## Materials provided
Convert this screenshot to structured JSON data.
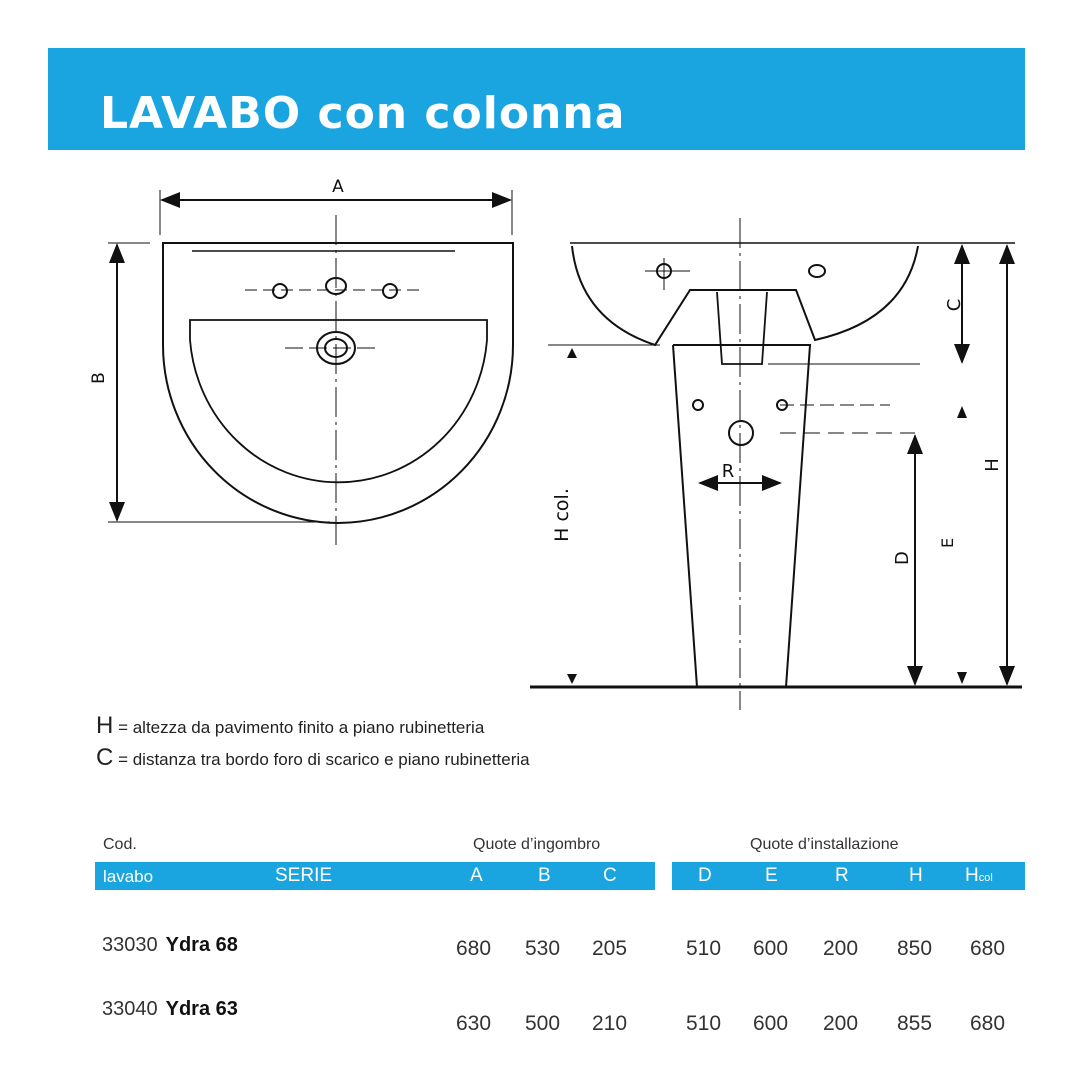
{
  "title": "LAVABO con colonna",
  "diagram_labels": {
    "A": "A",
    "B": "B",
    "C": "C",
    "H": "H",
    "R": "R",
    "D": "D",
    "E": "E",
    "Hcol": "H col."
  },
  "legend": [
    {
      "key": "H",
      "text": " = altezza da pavimento finito a piano rubinetteria"
    },
    {
      "key": "C",
      "text": " = distanza tra bordo foro di scarico e piano rubinetteria"
    }
  ],
  "table": {
    "top_labels": {
      "cod": "Cod.",
      "ingombro": "Quote d’ingombro",
      "installazione": "Quote d’installazione"
    },
    "columns": {
      "lavabo": "lavabo",
      "serie": "SERIE",
      "A": "A",
      "B": "B",
      "C": "C",
      "D": "D",
      "E": "E",
      "R": "R",
      "H": "H",
      "Hcol_main": "H",
      "Hcol_sub": "col"
    },
    "rows": [
      {
        "code": "33030",
        "serie": "Ydra 68",
        "A": "680",
        "B": "530",
        "C": "205",
        "D": "510",
        "E": "600",
        "R": "200",
        "H": "850",
        "Hcol": "680"
      },
      {
        "code": "33040",
        "serie": "Ydra 63",
        "A": "630",
        "B": "500",
        "C": "210",
        "D": "510",
        "E": "600",
        "R": "200",
        "H": "855",
        "Hcol": "680"
      }
    ]
  },
  "colors": {
    "accent": "#1ba5e0"
  }
}
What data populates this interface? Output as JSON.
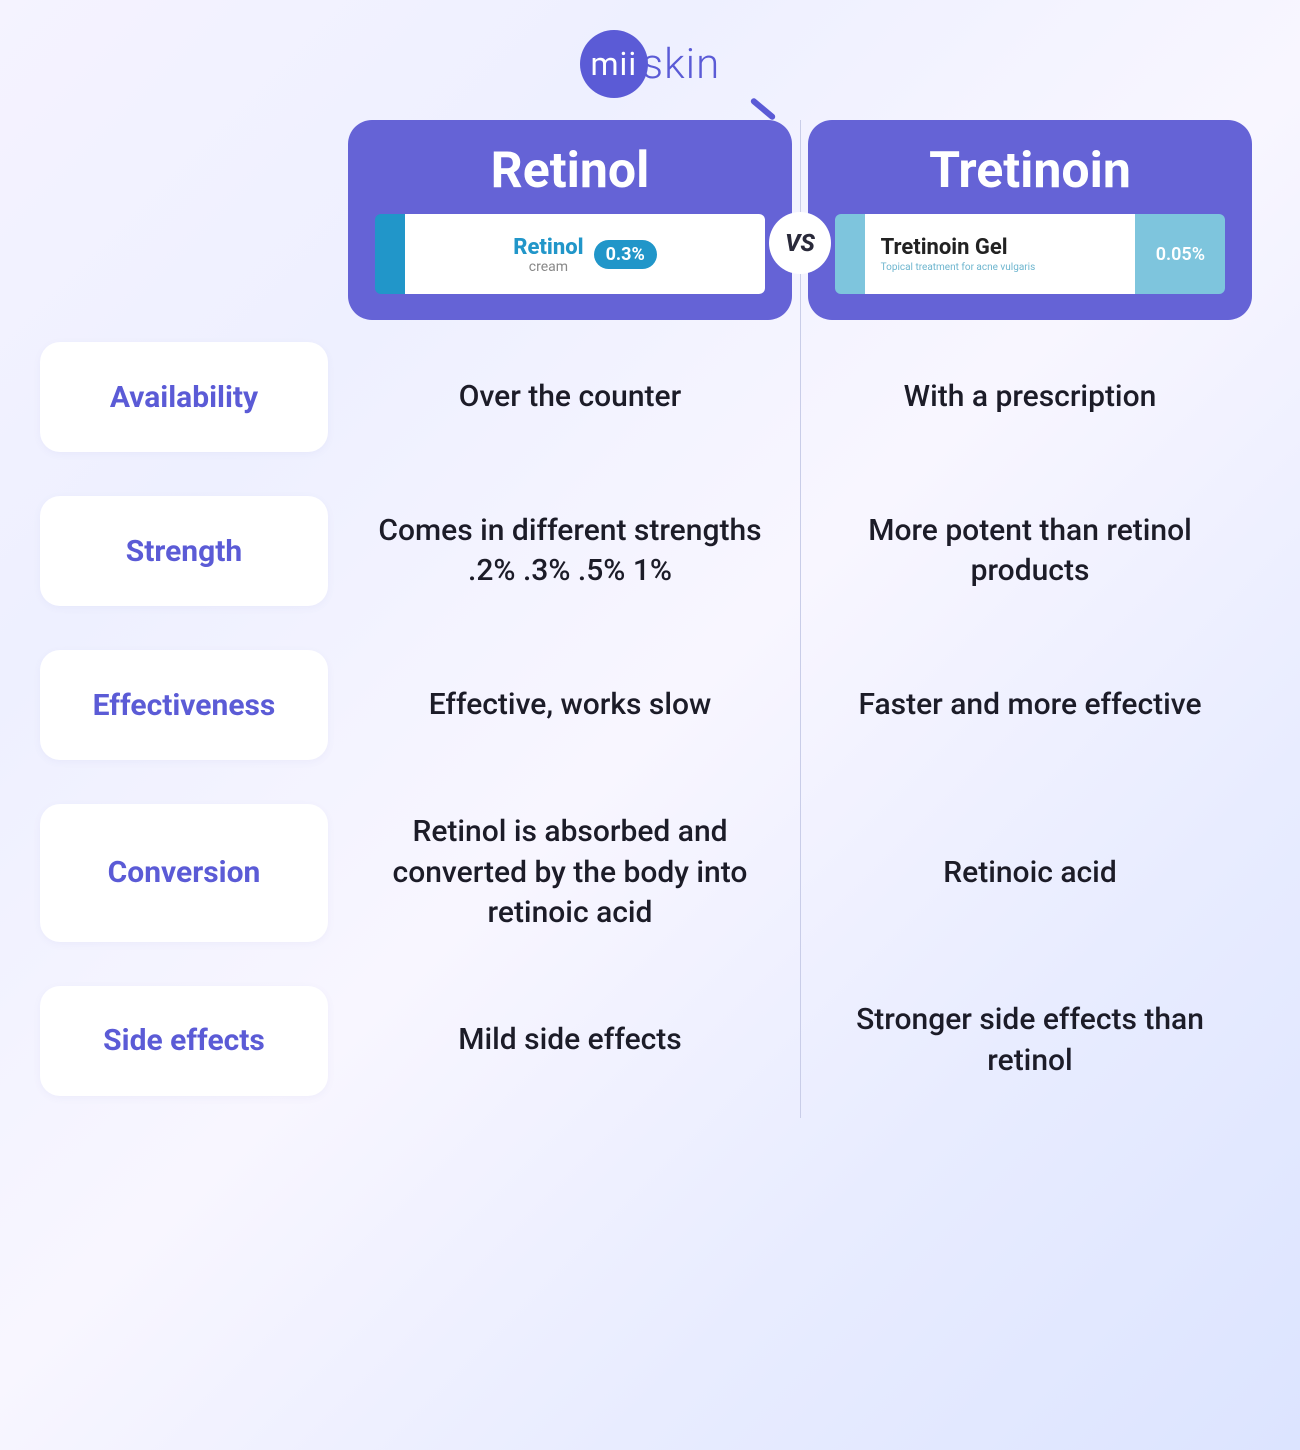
{
  "logo": {
    "inner": "mii",
    "outer": "skin"
  },
  "colors": {
    "header_bg": "#6563d6",
    "accent": "#5b5bd6",
    "text": "#1c1c28",
    "divider": "#c9cde8",
    "tube_blue": "#2196c9",
    "tube_light": "#7ec5dd"
  },
  "vs_label": "VS",
  "columns": {
    "left": {
      "title": "Retinol",
      "tube": {
        "label_main": "Retinol",
        "label_sub": "cream",
        "badge": "0.3%",
        "badge_bg": "#2196c9",
        "cap_color": "#2196c9",
        "label_color": "#2196c9"
      }
    },
    "right": {
      "title": "Tretinoin",
      "tube": {
        "label_main": "Tretinoin Gel",
        "label_sub": "Topical treatment for acne vulgaris",
        "badge": "0.05%",
        "cap_color": "#7ec5dd",
        "right_bg": "#7ec5dd"
      }
    }
  },
  "rows": [
    {
      "label": "Availability",
      "left": "Over the counter",
      "right": "With a prescription"
    },
    {
      "label": "Strength",
      "left": "Comes in different strengths .2% .3% .5% 1%",
      "right": "More potent than retinol products"
    },
    {
      "label": "Effectiveness",
      "left": "Effective, works slow",
      "right": "Faster and more effective"
    },
    {
      "label": "Conversion",
      "left": "Retinol is absorbed and converted by the body into retinoic acid",
      "right": "Retinoic acid"
    },
    {
      "label": "Side effects",
      "left": "Mild side effects",
      "right": "Stronger side effects than retinol"
    }
  ],
  "typography": {
    "col_title_size": 50,
    "row_label_size": 30,
    "cell_size": 30
  }
}
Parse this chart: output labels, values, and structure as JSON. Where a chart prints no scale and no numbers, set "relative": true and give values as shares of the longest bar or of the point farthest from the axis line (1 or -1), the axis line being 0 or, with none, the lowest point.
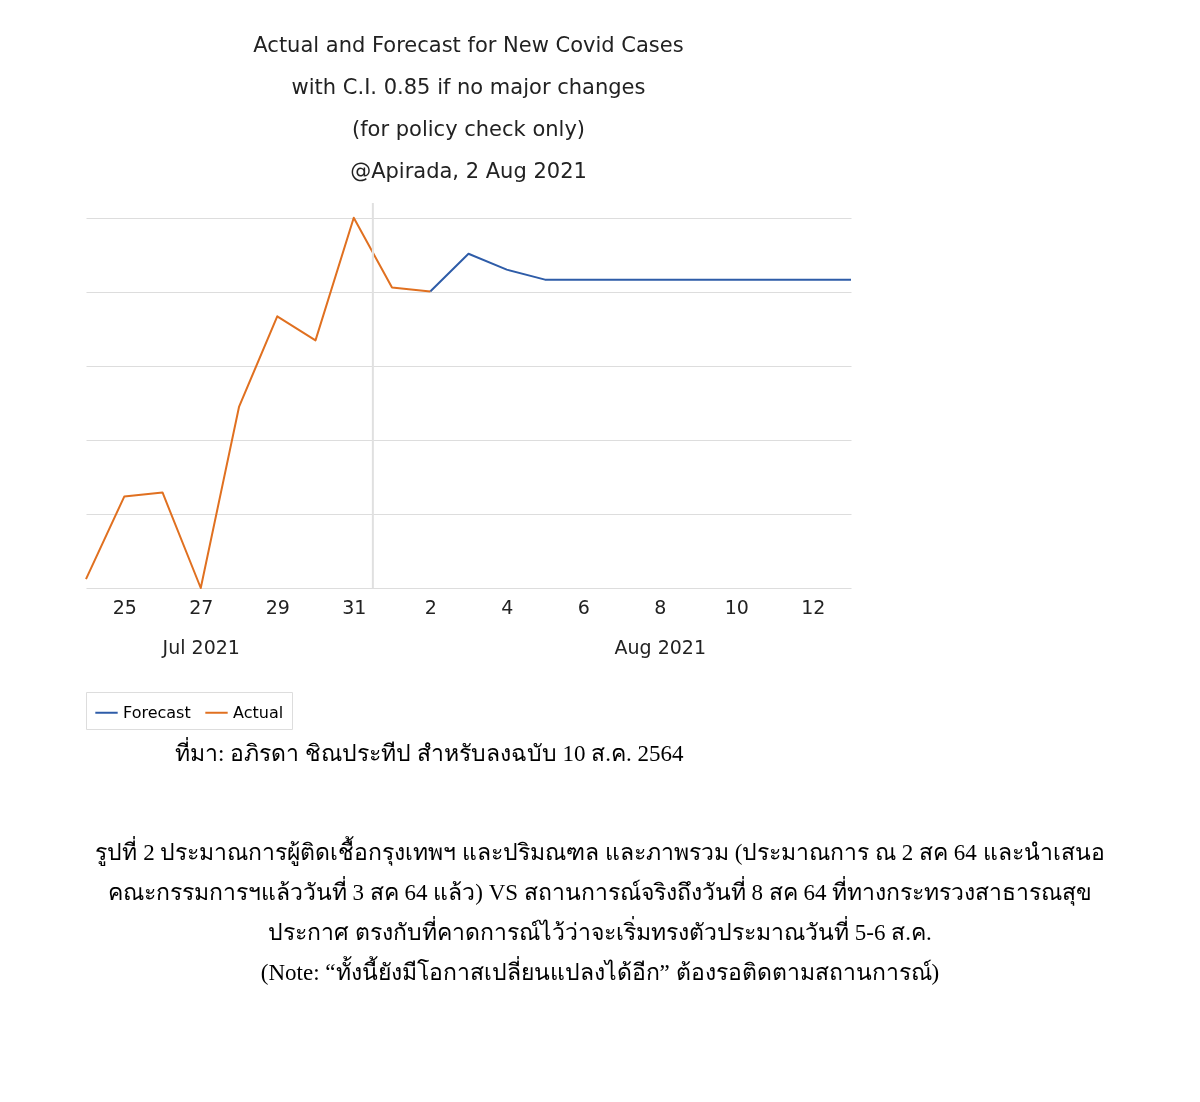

## Written request
Above are records with pictures; repeat the records exactly and leave the pictures out.

## The completed task
Convert this screenshot to structured JSON data.
{
  "title": "LAVABO con colonna",
  "diagram_labels": {
    "A": "A",
    "B": "B",
    "C": "C",
    "H": "H",
    "R": "R",
    "D": "D",
    "E": "E",
    "Hcol": "H col."
  },
  "legend": [
    {
      "key": "H",
      "text": " = altezza da pavimento finito a piano rubinetteria"
    },
    {
      "key": "C",
      "text": " = distanza tra bordo foro di scarico e piano rubinetteria"
    }
  ],
  "table": {
    "top_labels": {
      "cod": "Cod.",
      "ingombro": "Quote d’ingombro",
      "installazione": "Quote d’installazione"
    },
    "columns": {
      "lavabo": "lavabo",
      "serie": "SERIE",
      "A": "A",
      "B": "B",
      "C": "C",
      "D": "D",
      "E": "E",
      "R": "R",
      "H": "H",
      "Hcol_main": "H",
      "Hcol_sub": "col"
    },
    "rows": [
      {
        "code": "33030",
        "serie": "Ydra 68",
        "A": "680",
        "B": "530",
        "C": "205",
        "D": "510",
        "E": "600",
        "R": "200",
        "H": "850",
        "Hcol": "680"
      },
      {
        "code": "33040",
        "serie": "Ydra 63",
        "A": "630",
        "B": "500",
        "C": "210",
        "D": "510",
        "E": "600",
        "R": "200",
        "H": "855",
        "Hcol": "680"
      }
    ]
  },
  "colors": {
    "accent": "#1ba5e0"
  }
}
What data populates this interface? Output as JSON.
{
  "logo": {
    "inner": "mii",
    "outer": "skin"
  },
  "colors": {
    "header_bg": "#6563d6",
    "accent": "#5b5bd6",
    "text": "#1c1c28",
    "divider": "#c9cde8",
    "tube_blue": "#2196c9",
    "tube_light": "#7ec5dd"
  },
  "vs_label": "VS",
  "columns": {
    "left": {
      "title": "Retinol",
      "tube": {
        "label_main": "Retinol",
        "label_sub": "cream",
        "badge": "0.3%",
        "badge_bg": "#2196c9",
        "cap_color": "#2196c9",
        "label_color": "#2196c9"
      }
    },
    "right": {
      "title": "Tretinoin",
      "tube": {
        "label_main": "Tretinoin Gel",
        "label_sub": "Topical treatment for acne vulgaris",
        "badge": "0.05%",
        "cap_color": "#7ec5dd",
        "right_bg": "#7ec5dd"
      }
    }
  },
  "rows": [
    {
      "label": "Availability",
      "left": "Over the counter",
      "right": "With a prescription"
    },
    {
      "label": "Strength",
      "left": "Comes in different strengths .2% .3% .5% 1%",
      "right": "More potent than retinol products"
    },
    {
      "label": "Effectiveness",
      "left": "Effective, works slow",
      "right": "Faster and more effective"
    },
    {
      "label": "Conversion",
      "left": "Retinol is absorbed and converted by the body into retinoic acid",
      "right": "Retinoic acid"
    },
    {
      "label": "Side effects",
      "left": "Mild side effects",
      "right": "Stronger side effects than retinol"
    }
  ],
  "typography": {
    "col_title_size": 50,
    "row_label_size": 30,
    "cell_size": 30
  }
}
Parse this chart: output labels, values, and structure as JSON. Where a chart prints no scale and no numbers, set "relative": true and give values as shares of the longest bar or of the point farthest from the axis line (1 or -1), the axis line being 0 or, with none, the lowest point.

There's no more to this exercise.